**TEXTE**.

L’Allemagne est un des pays, à l’instar de la Suisse (voir article OCM sur l’apprentissage en Suisse), où l’apprentissage est un exemple de réussite. Le pays compte environ 3 fois plus d’apprentis qu’en France et un taux de chômage des jeunes 3 fois moindre, ce mode de formation semble donc offrir une garantie solide contre le risque de chômage. L’Institut allemand de recherche sur le marché du travail (IAB) analyse le modèle d’apprentissage outre-Rhin comme "le secret de la compétitivité du pays".

Le pays compte environ 3 fois plus d’apprentis qu’en France et un taux de chômage des jeunes 3 fois moindre, ce mode de formation semble donc offrir une garantie solide contre le risque de chômage.

"Les jeunes Allemands, pour qui l’apprentissage est une voie d’excellence valorisée par les familles et par les entreprises, ont peu de mal à intégrer le marché du travail et peuvent largement espérer évoluer dans leur carrière", assure Bertrand Martinot, spécialiste du travail et de la formation, citant également les exemples suisses, autrichiens et hollandais. Il déplore qu’en France, "l’obsession du diplôme, l’hétérogénéité des parcours et la complexité des circuits relèguent, de fait, l’apprentissage au fond de la classe des filières de formation".
Le système de formation en alternance fut créé sous le chancelier Bismarck, sur lui repose la "toute-puissance économique allemande", enviée de la plupart des États du vieux continent.

Depuis cent cinquante ans, il nourrit les entreprises allemandes d’une main-d’œuvre qualifiée dont elles ont besoin, assurant à sa jeunesse une formation pérenne et des perspectives d’embauche réelles. Le mode de fonctionnement de la filière apprentissage réduit de façon spectaculaire le chômage des jeunes : 7,3 % en 2015 en Allemagne, selon l’Organisation de Coopération et de Développement Économiques (OCDE), contre 22,4 % en zone euro, et 24,7 % en France.

Une partie de la réussite du modèle Allemand repose sur une recette qui fait également le succès du modèle Suisse : les entreprises sont des acteurs moteurs de l’apprentissage dans le pays.
De l’autre côté du Rhin, un principe qui peut, de prime abord, paraître déroutant pour un français, existe : certains métiers ne peuvent être exercés qu’après avoir été enseignés et pratiqués au sein de la filière apprentissage.  Au total, 55% de la population active allemande s’est formée sur les bancs de l’apprentissage et près de 66% des apprentis sont embauchés à l’issue de leur formation, contre seulement 33% pour les Français. Enfin, au contraire d’une quasi spécificité de l’apprentissage en France aux métiers dits « de production », ce sont dans les services que les jeunes apprentis allemands officient à plus de 59 %.

**Entrées du jeu de données de mise en page**.

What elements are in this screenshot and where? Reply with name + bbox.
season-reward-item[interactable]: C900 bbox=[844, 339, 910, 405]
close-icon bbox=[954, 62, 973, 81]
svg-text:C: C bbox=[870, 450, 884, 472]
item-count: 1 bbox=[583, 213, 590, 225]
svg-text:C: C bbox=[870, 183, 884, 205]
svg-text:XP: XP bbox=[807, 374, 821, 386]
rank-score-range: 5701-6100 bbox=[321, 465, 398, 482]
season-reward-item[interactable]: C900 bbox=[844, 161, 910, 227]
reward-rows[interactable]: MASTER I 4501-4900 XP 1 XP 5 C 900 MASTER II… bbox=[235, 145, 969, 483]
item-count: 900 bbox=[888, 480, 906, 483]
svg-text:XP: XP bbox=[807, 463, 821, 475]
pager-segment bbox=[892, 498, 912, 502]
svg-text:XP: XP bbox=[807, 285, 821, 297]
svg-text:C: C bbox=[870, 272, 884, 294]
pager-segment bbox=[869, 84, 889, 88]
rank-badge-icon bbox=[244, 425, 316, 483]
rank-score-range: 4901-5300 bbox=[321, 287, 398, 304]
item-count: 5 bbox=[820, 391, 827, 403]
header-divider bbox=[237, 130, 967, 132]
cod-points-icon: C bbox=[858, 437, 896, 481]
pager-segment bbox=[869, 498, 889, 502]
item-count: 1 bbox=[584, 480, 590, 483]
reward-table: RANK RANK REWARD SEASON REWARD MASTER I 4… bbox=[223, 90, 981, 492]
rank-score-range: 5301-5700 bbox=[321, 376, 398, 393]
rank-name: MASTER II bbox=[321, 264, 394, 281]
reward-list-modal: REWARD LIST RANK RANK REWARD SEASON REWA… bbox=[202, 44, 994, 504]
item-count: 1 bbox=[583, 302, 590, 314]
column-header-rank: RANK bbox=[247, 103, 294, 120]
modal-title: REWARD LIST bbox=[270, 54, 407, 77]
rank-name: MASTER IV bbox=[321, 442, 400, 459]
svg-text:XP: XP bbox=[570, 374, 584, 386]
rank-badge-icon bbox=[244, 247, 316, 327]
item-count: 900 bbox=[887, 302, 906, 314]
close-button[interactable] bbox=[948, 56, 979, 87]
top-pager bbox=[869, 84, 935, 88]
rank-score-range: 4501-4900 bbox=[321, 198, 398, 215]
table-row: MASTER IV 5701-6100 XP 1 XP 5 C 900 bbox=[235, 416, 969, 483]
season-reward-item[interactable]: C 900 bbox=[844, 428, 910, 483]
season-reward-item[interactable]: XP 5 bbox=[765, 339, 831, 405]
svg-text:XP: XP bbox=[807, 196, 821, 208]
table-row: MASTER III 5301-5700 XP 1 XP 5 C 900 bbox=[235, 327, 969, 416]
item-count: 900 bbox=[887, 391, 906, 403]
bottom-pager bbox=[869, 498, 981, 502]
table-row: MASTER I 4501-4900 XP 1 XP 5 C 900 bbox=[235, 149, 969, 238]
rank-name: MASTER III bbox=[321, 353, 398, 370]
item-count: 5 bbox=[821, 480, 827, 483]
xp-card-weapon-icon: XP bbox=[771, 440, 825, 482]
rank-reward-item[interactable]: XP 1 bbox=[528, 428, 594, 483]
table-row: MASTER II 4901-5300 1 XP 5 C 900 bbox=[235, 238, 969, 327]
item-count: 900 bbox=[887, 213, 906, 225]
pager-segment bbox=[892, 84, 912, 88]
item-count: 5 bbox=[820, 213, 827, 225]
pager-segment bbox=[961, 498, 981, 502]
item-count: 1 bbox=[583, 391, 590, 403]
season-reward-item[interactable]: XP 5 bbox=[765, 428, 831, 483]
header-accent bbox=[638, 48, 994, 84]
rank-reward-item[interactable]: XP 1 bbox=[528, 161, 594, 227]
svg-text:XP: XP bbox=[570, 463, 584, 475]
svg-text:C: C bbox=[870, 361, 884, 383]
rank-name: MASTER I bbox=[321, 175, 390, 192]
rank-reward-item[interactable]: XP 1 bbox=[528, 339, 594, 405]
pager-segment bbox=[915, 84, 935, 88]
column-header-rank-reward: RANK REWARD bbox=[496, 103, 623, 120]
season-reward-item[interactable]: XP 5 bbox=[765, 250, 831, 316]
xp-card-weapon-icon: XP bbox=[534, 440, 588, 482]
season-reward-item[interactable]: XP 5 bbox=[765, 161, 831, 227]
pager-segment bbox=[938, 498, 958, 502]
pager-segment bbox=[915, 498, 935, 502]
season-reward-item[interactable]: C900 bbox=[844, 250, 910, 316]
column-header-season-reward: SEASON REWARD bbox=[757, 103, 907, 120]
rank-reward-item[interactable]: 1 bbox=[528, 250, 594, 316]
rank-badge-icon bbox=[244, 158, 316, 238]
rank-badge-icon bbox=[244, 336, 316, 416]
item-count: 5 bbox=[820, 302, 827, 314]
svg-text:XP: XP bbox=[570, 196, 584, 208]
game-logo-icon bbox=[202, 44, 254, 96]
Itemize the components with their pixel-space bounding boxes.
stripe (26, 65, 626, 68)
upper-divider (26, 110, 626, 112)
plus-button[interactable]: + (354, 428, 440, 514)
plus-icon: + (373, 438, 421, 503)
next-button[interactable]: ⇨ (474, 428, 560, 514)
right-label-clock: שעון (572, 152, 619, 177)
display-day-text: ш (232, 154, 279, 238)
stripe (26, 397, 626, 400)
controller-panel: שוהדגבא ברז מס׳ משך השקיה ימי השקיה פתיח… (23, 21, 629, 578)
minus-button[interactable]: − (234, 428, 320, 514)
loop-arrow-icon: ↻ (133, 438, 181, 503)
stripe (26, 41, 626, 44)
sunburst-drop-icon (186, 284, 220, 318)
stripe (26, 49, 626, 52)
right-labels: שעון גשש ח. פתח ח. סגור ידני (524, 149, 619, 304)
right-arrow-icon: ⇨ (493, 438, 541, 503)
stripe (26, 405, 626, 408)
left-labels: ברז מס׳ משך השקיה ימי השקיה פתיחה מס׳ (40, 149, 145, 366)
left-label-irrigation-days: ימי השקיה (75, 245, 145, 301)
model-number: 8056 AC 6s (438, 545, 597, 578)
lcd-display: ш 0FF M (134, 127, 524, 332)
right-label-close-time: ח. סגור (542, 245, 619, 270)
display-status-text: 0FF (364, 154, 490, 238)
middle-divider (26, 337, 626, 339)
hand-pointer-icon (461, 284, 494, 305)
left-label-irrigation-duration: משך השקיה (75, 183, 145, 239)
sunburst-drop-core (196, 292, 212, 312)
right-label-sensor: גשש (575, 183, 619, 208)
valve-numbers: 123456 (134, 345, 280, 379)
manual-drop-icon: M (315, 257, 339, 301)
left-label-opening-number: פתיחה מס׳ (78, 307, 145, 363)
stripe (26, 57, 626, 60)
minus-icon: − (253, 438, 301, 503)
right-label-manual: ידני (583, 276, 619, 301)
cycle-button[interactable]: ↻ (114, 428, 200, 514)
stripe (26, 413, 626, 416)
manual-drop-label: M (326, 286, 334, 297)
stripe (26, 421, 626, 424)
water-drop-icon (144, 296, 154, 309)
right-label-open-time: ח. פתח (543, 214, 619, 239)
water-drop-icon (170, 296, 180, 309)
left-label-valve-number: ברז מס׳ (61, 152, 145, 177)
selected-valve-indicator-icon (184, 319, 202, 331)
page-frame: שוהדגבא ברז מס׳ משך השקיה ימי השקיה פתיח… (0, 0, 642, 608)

**EXERCICES PROPOSÉS**.
1 – Recopiez fidèlement le passage du texte sur l'apprentissage en Allemagne, de « Depuis cent cinquante » à « 24,7 % en France. ».
2 – Dans le texte sur l'apprentissage en Allemagne, traduisez en anglais la phrase suivante : « Une partie de la réussite du modèle Allemand repose sur une recette qui fait également le succès du modèle Suisse : les entreprises sont des acteurs moteurs de l’apprentissage dans le pays. »
3 – Poursuivez le texte sur l'apprentissage en Allemagne à partir de sa dernière phrase.

**CORRIGÉS DES EXERCICES**.
1 –
Depuis cent cinquante ans, il nourrit les entreprises allemandes d’une main-d’œuvre qualifiée dont elles ont besoin, assurant à sa jeunesse une formation pérenne et des perspectives d’embauche réelles. Le mode de fonctionnement de la filière apprentissage réduit de façon spectaculaire le chômage des jeunes : 7,3 % en 2015 en Allemagne, selon l’Organisation de Coopération et de Développement Économiques (OCDE), contre 22,4 % en zone euro, et 24,7 % en France.

2 – Part of the success of the German model rests on a recipe that also accounts for the success of the Swiss model: companies are driving forces behind apprenticeship in the country.

3 –
La position centrale des entreprises

L’organisation de la relation emploi-formation est fort différente de notre modèle national :  "en Allemagne, tout part des entreprises", explique Birgit Scheeberg, de la Chambre de Commerce de Hambourg. Historiquement, ce sont elles qui ont fondé les premiers centres d’apprentissage et qui, aujourd’hui, fixent le nombre de place des apprentis dans leurs propres structures par anticipation de leurs besoins à la lecture de leurs investissements et de leurs objectifs commerciaux. Les pouvoirs publics n’existent que pour garantir un cadre légal et agir en tant qu’arbitre.

Cet ancrage dans la Real Economy permet à toute la chaine de la formation de la jeunesse de fonctionner par anticipation quand le modèle français et sa lenteur structurelle fonctionne par réaction, et donc en décalage permanent face au Marché.

Selon le Centre d’information et de recherche sur l’Allemagne contemporaine (Cirac), les entreprises investissent 30 % de plus dans la formation continue par salarié que leurs homologues françaises.

Les entreprises allemandes financent, sans subvention, les apprentis qu’elles accueillent et les maîtres d’apprentissage qui les encadrent et définissent également, avec les syndicats de salariés, et sous la surveillance de la chambre consulaire, le contenu et l’évolution des formations prodiguées à la jeunesse. C’est ce double investissement qui selon OCM, est le véritable moteur de la réussite du système tout entier :

– Investir monétairement et donc s’impliquer dans le choix des apprentis et la qualité de sa formation,

– Investir sur l’humain en montrant que se développer économiquement nécessite des hommes et des femmes compétents et en lesquels l’entreprise croit.

L’apprentissage est, en Allemagne, soumis à une sélection exigeante, les entreprises envisagent cette forme de contrat et de formation comme étant souvent une première étape avant une embauche définitive. Les postes ouverts sont des emplois de qualification moyenne, garantissant un accès à l’emploi et une possibilité d’évolution interne par la suite. Les entreprises, en s’impliquant ainsi dès le début de la formation, ont la garantie d’avoir à disposition une main d’œuvre qualifiée, « nourrie » à la culture interne.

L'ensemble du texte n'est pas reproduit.